* Records shown
--- --- ---

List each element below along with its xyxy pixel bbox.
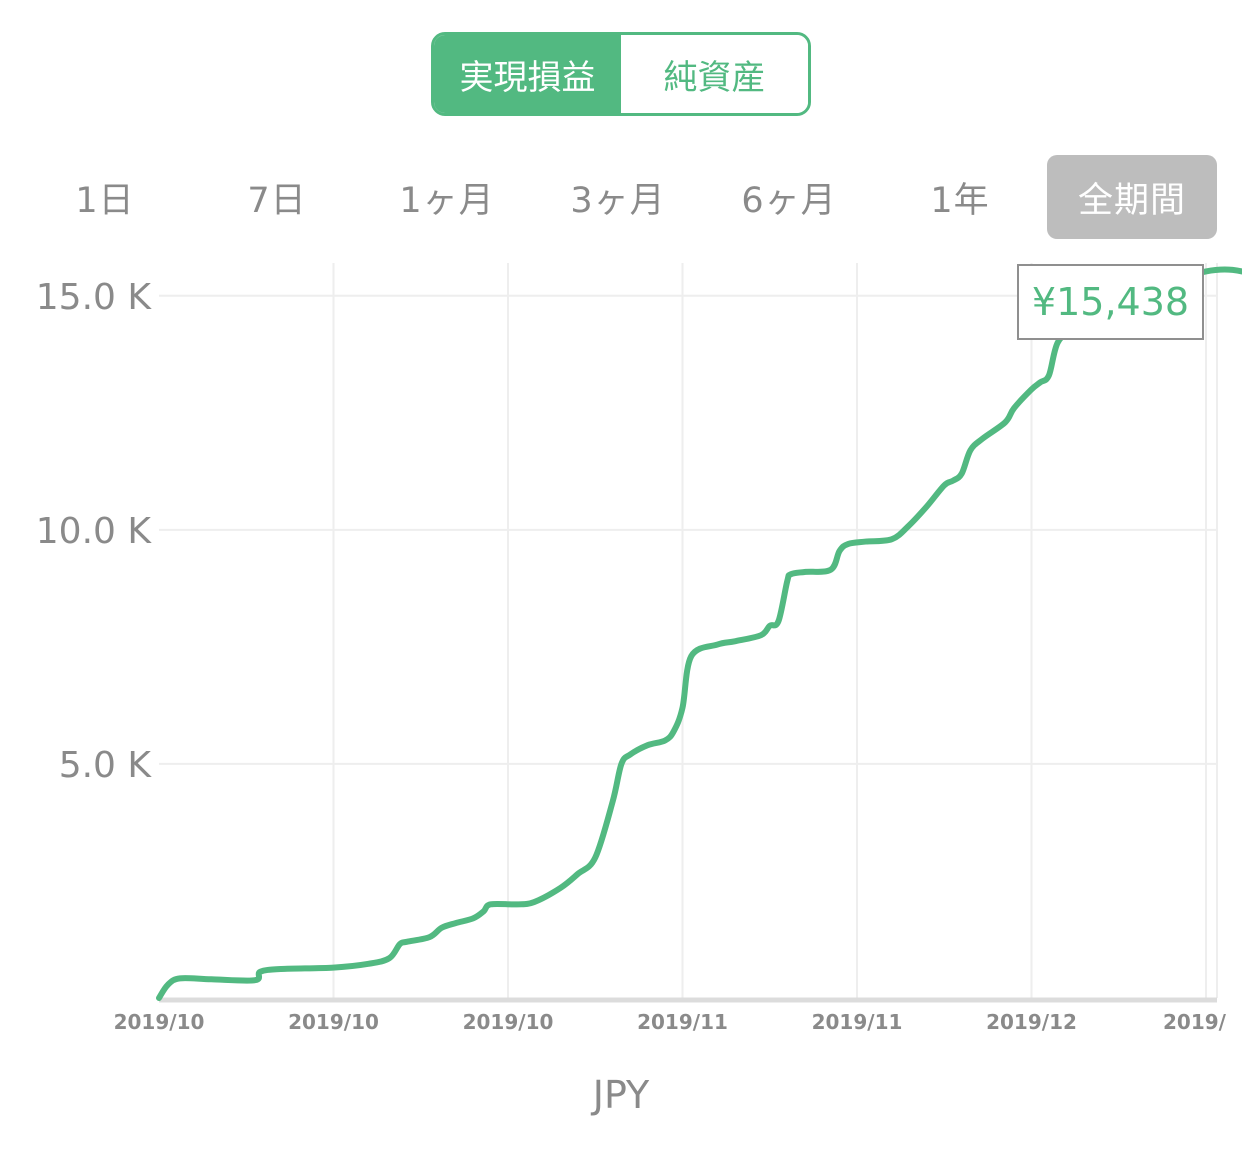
y-tick-label: 10.0 K	[36, 511, 153, 552]
period-all[interactable]: 全期間	[1047, 155, 1217, 239]
period-3m[interactable]: 3ヶ月	[570, 180, 666, 221]
mode-toggle: 実現損益 純資産	[431, 32, 811, 116]
realized-pnl-tab[interactable]: 実現損益	[434, 35, 621, 113]
series-line	[156, 266, 1242, 1001]
x-tick-label: 2019/11	[812, 1010, 903, 1034]
x-tick-label: 2019/10	[114, 1010, 205, 1034]
period-1y[interactable]: 1年	[930, 180, 990, 221]
x-tick-label: 2019/10	[288, 1010, 379, 1034]
period-selector: 1日 7日 1ヶ月 3ヶ月 6ヶ月 1年 全期間	[0, 155, 1242, 239]
period-1m[interactable]: 1ヶ月	[399, 180, 495, 221]
pnl-line-chart: 5.0 K 10.0 K 15.0 K 2019/10 2019/10 2019/10 20…	[36, 263, 1242, 1034]
y-tick-label: 5.0 K	[59, 745, 153, 786]
net-assets-tab[interactable]: 純資産	[621, 35, 808, 113]
period-7d[interactable]: 7日	[247, 180, 307, 221]
value-tooltip: ¥15,438	[1017, 264, 1204, 340]
period-1d[interactable]: 1日	[75, 180, 135, 221]
y-tick-label: 15.0 K	[36, 277, 153, 318]
x-tick-label: 2019/11	[637, 1010, 728, 1034]
x-tick-label: 2019/	[1163, 1010, 1227, 1034]
x-axis-label: JPY	[592, 1073, 650, 1117]
period-6m[interactable]: 6ヶ月	[741, 180, 837, 221]
x-tick-label: 2019/12	[986, 1010, 1077, 1034]
x-tick-label: 2019/10	[463, 1010, 554, 1034]
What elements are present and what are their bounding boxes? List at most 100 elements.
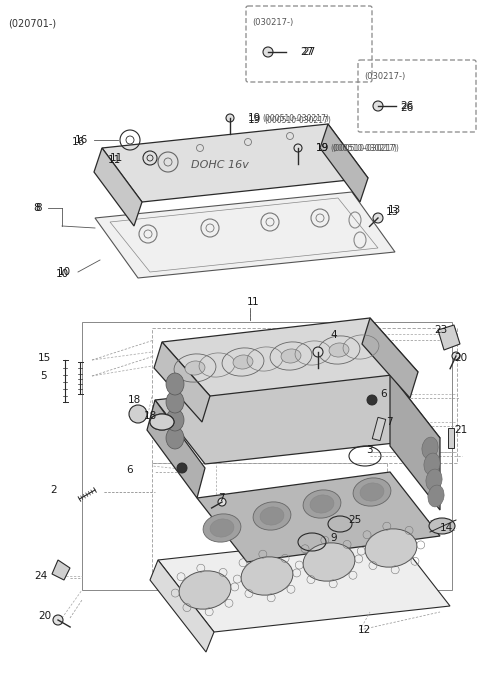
Text: 10: 10 (56, 269, 69, 279)
Text: (000510-030217): (000510-030217) (332, 143, 399, 152)
Text: 3: 3 (366, 445, 372, 455)
Text: 14: 14 (440, 523, 453, 533)
Ellipse shape (281, 349, 301, 363)
Ellipse shape (241, 557, 293, 595)
Ellipse shape (185, 361, 205, 375)
Text: 26: 26 (400, 101, 413, 111)
Text: 18: 18 (128, 395, 141, 405)
Ellipse shape (166, 409, 184, 431)
Text: 8: 8 (33, 203, 40, 213)
Ellipse shape (260, 507, 284, 525)
Ellipse shape (365, 529, 417, 567)
Ellipse shape (310, 495, 334, 513)
Polygon shape (155, 374, 440, 464)
Ellipse shape (150, 414, 174, 430)
Circle shape (452, 352, 460, 360)
Bar (372, 417, 386, 441)
Text: (000510-030217): (000510-030217) (330, 143, 397, 152)
Text: 6: 6 (126, 465, 132, 475)
Text: 12: 12 (358, 625, 371, 635)
Text: 11: 11 (108, 155, 121, 165)
Text: 23: 23 (434, 325, 447, 335)
Polygon shape (362, 318, 418, 398)
Text: 19: 19 (248, 113, 261, 123)
Text: 16: 16 (75, 135, 88, 145)
Text: DOHC 16v: DOHC 16v (191, 160, 249, 170)
Ellipse shape (179, 571, 231, 609)
Text: 2: 2 (50, 485, 57, 495)
Text: 18: 18 (144, 411, 157, 421)
Circle shape (218, 498, 226, 506)
Polygon shape (438, 325, 460, 350)
Ellipse shape (424, 453, 440, 475)
Text: 5: 5 (40, 371, 47, 381)
Ellipse shape (303, 543, 355, 581)
Ellipse shape (329, 343, 349, 357)
Text: 21: 21 (454, 425, 467, 435)
Text: 24: 24 (34, 571, 47, 581)
Ellipse shape (253, 502, 291, 530)
Text: 8: 8 (35, 203, 42, 213)
Text: 7: 7 (218, 493, 225, 503)
Polygon shape (147, 400, 205, 498)
Ellipse shape (428, 485, 444, 507)
Text: 4: 4 (330, 330, 336, 340)
Ellipse shape (303, 490, 341, 518)
Text: 27: 27 (302, 47, 315, 57)
Text: 25: 25 (348, 515, 361, 525)
Ellipse shape (166, 373, 184, 395)
Ellipse shape (210, 519, 234, 537)
Polygon shape (158, 534, 450, 632)
Ellipse shape (203, 514, 241, 542)
Text: 19: 19 (248, 115, 261, 125)
Polygon shape (197, 472, 440, 562)
Circle shape (367, 395, 377, 405)
Polygon shape (52, 560, 70, 580)
Text: (030217-): (030217-) (252, 18, 293, 27)
Text: 19: 19 (316, 143, 329, 153)
Text: (000510-030217): (000510-030217) (264, 116, 331, 125)
Bar (448, 428, 454, 448)
Ellipse shape (422, 437, 438, 459)
Text: 26: 26 (400, 103, 413, 113)
Text: (030217-): (030217-) (364, 72, 405, 81)
Circle shape (226, 114, 234, 122)
Circle shape (263, 47, 273, 57)
Text: 1: 1 (247, 297, 253, 307)
Text: 7: 7 (386, 417, 393, 427)
Ellipse shape (233, 355, 253, 369)
Circle shape (313, 347, 323, 357)
Ellipse shape (426, 469, 442, 491)
Circle shape (129, 405, 147, 423)
Text: 10: 10 (58, 267, 71, 277)
Circle shape (373, 101, 383, 111)
Ellipse shape (360, 483, 384, 501)
Text: 19: 19 (316, 143, 329, 153)
Text: 15: 15 (38, 353, 51, 363)
Text: 6: 6 (380, 389, 386, 399)
Text: 11: 11 (110, 153, 123, 163)
Circle shape (53, 615, 63, 625)
Text: (020701-): (020701-) (8, 18, 56, 28)
Ellipse shape (166, 391, 184, 413)
Ellipse shape (166, 427, 184, 449)
Polygon shape (95, 192, 395, 278)
Text: 13: 13 (386, 207, 399, 217)
Polygon shape (154, 342, 210, 422)
Text: (000510-030217): (000510-030217) (262, 113, 329, 122)
Text: 1: 1 (252, 297, 259, 307)
Text: 9: 9 (330, 533, 336, 543)
Text: 20: 20 (454, 353, 467, 363)
Polygon shape (150, 560, 214, 652)
Text: 20: 20 (38, 611, 51, 621)
Polygon shape (102, 124, 368, 202)
Polygon shape (390, 374, 440, 510)
Ellipse shape (429, 518, 455, 534)
Text: 27: 27 (300, 47, 313, 57)
Polygon shape (320, 124, 368, 202)
Ellipse shape (353, 478, 391, 506)
Text: 16: 16 (72, 137, 85, 147)
Circle shape (294, 144, 302, 152)
Circle shape (177, 463, 187, 473)
Circle shape (373, 213, 383, 223)
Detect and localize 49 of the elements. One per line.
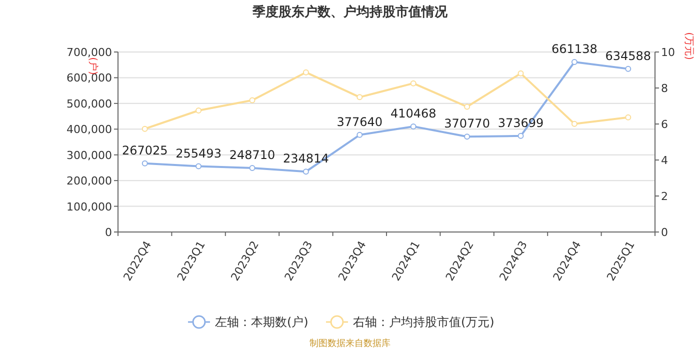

--- --- ---

* Written task
Count the lines in the data above that contain the string "実現損益", and reply with only the number.

* Correct output
2